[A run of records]
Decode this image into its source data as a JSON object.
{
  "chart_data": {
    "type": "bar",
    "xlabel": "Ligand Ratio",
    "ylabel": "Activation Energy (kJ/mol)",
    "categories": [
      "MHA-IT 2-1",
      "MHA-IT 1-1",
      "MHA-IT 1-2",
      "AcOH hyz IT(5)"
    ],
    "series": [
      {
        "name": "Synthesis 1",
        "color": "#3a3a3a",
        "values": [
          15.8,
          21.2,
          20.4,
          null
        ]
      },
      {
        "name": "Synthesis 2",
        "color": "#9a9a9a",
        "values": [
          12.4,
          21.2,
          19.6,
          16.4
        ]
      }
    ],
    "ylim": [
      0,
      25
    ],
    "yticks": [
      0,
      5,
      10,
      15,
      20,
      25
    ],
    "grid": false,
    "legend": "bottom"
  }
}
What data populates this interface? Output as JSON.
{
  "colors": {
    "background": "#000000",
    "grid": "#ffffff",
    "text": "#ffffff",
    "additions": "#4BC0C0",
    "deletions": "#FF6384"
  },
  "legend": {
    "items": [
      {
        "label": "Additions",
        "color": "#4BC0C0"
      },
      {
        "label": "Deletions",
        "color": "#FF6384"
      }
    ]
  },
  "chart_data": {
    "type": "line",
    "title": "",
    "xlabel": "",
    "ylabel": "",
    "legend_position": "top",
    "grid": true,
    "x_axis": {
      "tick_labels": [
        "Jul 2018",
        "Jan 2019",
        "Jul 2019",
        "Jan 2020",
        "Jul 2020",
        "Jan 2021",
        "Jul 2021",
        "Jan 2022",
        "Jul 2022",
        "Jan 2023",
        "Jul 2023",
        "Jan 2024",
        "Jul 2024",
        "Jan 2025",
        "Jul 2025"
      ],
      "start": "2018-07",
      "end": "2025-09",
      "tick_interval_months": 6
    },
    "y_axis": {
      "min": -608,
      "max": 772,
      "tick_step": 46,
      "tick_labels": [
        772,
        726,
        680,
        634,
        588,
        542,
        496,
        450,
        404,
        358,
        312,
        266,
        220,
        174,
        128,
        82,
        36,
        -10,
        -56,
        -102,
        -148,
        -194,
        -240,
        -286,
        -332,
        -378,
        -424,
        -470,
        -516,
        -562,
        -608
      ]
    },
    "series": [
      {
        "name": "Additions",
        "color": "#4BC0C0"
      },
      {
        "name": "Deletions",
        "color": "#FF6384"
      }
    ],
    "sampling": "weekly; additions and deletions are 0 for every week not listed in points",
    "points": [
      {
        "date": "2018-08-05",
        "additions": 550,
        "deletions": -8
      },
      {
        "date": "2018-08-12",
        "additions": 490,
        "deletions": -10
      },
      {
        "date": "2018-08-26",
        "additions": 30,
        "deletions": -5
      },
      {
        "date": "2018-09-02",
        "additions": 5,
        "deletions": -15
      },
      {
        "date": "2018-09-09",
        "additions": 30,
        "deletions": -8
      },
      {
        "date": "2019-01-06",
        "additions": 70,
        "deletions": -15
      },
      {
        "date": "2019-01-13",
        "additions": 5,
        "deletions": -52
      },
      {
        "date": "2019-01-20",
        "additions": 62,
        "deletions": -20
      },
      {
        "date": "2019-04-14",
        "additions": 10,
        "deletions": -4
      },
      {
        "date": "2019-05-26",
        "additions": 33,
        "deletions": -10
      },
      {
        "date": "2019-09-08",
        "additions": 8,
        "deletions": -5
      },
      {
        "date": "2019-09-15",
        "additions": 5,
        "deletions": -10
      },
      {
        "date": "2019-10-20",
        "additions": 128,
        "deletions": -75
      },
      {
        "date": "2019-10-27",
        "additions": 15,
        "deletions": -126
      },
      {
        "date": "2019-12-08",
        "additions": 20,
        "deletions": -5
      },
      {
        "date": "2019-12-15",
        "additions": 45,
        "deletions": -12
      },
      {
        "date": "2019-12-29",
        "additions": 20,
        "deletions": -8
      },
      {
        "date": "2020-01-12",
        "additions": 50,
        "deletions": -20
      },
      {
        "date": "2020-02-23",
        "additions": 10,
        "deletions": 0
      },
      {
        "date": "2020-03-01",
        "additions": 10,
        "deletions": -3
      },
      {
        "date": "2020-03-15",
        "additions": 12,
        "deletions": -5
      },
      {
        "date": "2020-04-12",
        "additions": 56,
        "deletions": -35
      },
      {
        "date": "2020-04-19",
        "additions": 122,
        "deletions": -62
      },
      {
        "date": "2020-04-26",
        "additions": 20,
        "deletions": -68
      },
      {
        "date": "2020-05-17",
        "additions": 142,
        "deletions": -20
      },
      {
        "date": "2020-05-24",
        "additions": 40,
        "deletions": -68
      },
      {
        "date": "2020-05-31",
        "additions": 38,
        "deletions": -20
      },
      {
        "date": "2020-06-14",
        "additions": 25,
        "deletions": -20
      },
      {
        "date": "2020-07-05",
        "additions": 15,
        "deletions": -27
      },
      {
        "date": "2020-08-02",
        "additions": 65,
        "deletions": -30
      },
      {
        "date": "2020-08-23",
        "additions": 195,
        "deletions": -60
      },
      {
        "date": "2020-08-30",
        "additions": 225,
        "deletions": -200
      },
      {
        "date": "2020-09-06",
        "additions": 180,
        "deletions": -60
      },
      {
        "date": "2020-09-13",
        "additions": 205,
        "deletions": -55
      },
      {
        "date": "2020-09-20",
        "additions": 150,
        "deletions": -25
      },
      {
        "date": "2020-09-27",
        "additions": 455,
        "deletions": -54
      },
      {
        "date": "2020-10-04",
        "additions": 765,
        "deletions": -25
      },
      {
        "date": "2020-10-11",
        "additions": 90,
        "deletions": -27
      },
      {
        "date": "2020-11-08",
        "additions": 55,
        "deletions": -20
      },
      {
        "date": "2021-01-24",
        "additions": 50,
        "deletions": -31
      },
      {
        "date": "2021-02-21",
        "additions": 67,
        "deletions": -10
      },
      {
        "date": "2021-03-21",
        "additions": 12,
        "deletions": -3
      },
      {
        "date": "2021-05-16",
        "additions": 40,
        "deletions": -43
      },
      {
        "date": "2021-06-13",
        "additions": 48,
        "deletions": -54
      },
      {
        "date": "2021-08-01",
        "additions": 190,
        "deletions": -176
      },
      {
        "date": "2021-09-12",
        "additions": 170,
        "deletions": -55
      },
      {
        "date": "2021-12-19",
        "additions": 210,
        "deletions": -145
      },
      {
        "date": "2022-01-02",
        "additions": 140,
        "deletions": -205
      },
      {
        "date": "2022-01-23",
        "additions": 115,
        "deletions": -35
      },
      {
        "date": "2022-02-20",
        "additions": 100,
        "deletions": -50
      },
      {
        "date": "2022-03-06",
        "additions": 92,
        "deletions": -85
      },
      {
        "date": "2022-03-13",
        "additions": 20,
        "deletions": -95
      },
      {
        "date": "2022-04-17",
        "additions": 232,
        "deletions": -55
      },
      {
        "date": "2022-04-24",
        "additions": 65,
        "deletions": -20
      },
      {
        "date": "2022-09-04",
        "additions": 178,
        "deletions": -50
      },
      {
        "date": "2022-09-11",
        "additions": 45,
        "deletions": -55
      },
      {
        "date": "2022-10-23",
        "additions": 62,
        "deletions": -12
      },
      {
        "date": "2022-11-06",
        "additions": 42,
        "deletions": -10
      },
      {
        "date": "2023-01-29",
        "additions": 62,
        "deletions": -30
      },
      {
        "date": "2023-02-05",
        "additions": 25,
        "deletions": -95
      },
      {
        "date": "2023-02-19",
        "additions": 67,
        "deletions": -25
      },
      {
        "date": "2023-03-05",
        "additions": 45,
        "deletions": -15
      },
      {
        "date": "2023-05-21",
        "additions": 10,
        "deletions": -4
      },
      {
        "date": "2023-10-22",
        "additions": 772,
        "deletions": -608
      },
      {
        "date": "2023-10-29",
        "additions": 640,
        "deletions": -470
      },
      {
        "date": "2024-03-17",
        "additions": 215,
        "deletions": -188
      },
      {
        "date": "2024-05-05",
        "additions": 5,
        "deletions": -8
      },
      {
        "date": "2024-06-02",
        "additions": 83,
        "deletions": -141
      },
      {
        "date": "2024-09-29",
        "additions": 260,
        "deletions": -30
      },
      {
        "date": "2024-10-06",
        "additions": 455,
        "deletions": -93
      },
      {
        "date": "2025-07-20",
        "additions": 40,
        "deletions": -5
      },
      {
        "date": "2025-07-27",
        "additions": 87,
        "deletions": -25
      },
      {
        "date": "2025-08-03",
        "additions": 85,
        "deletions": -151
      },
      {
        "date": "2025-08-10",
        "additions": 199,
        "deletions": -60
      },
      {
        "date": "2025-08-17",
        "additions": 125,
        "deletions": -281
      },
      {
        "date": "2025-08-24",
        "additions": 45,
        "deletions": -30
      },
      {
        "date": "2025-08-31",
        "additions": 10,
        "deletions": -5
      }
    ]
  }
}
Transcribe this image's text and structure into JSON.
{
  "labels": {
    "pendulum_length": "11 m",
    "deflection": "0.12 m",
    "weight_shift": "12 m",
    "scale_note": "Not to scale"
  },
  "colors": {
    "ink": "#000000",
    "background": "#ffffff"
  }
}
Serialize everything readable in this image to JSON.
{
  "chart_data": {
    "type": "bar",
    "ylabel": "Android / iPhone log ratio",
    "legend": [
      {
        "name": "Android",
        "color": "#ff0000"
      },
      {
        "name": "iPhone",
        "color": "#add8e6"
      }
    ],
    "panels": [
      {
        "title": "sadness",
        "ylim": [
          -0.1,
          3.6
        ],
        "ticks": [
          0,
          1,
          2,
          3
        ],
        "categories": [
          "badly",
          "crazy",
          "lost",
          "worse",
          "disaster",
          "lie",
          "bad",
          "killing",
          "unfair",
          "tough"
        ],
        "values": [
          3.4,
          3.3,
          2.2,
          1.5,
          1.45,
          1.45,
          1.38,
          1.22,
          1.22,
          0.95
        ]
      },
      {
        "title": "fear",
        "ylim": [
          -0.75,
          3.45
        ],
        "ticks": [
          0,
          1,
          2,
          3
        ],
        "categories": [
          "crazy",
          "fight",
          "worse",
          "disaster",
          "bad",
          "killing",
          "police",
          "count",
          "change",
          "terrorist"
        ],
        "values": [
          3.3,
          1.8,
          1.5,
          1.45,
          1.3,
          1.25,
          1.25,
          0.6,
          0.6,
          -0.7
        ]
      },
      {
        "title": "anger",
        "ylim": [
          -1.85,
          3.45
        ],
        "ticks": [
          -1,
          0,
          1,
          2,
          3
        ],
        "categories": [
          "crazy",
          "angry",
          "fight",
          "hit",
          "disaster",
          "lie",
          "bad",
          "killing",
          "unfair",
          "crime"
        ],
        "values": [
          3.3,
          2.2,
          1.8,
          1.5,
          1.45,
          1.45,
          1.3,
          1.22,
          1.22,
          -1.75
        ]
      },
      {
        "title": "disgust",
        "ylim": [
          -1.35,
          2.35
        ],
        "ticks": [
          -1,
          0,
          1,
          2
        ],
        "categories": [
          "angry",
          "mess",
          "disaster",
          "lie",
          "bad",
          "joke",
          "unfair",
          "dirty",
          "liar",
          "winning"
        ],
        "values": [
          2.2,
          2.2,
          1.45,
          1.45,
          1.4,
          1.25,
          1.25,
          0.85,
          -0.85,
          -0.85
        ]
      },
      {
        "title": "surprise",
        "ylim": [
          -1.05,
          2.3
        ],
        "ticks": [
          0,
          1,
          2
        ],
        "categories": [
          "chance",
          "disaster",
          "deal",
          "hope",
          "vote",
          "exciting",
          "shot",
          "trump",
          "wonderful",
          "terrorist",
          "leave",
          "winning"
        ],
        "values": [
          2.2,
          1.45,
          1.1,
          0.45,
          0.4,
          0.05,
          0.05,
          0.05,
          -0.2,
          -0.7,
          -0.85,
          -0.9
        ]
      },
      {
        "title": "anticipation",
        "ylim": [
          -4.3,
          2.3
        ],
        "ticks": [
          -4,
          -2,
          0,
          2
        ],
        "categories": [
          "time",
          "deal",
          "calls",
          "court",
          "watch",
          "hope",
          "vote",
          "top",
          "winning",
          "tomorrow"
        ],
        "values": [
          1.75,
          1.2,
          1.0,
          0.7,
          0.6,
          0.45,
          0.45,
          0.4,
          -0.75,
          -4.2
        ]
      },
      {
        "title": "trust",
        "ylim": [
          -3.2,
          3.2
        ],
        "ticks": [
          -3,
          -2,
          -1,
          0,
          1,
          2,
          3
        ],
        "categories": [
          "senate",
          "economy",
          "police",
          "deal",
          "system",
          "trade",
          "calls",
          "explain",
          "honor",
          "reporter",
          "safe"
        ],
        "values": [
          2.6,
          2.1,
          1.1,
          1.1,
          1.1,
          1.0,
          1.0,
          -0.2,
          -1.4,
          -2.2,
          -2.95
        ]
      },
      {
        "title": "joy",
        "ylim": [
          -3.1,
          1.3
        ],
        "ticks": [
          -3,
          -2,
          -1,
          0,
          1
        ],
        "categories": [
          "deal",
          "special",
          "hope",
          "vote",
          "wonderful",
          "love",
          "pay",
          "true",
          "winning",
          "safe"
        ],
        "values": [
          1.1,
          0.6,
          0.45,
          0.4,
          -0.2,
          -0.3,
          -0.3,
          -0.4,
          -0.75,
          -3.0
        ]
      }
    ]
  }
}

AIM OF THE TASK
Identify and copy all lines with the word "points".

RESULT BELOW
    "sampling": "weekly; additions and deletions are 0 for every week not listed in points",
    "points": [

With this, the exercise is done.